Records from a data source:
—————

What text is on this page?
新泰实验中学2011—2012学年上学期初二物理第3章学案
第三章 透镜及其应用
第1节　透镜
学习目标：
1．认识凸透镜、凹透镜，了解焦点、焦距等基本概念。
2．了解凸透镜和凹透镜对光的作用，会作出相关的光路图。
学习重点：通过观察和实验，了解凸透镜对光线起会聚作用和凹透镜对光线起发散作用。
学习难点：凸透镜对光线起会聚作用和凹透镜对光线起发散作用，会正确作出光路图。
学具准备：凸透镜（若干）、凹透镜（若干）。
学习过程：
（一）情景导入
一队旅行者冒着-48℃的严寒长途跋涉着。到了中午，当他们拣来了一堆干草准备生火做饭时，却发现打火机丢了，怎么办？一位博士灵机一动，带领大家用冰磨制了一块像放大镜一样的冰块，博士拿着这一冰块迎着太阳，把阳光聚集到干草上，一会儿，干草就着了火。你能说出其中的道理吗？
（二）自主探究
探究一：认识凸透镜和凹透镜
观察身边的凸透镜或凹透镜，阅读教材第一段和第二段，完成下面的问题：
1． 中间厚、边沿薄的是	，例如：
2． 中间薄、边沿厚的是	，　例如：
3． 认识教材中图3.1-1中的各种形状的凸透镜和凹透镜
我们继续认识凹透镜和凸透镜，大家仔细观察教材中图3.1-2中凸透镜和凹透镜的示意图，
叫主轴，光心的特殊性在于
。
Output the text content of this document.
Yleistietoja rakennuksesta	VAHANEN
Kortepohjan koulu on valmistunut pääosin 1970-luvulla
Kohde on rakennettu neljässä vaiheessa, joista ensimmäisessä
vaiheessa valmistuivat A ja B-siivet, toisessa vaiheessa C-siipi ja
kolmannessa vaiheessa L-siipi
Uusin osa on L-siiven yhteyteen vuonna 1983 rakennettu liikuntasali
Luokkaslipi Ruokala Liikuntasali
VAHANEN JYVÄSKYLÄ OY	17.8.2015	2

—————

WHAT THE TASK REQUIRES
Search the lines for the string "VAHANEN" and copy every line that has it.

SOLUTION TO THIS TASK
Yleistietoja rakennuksesta	VAHANEN
VAHANEN JYVÄSKYLÄ OY	17.8.2015	2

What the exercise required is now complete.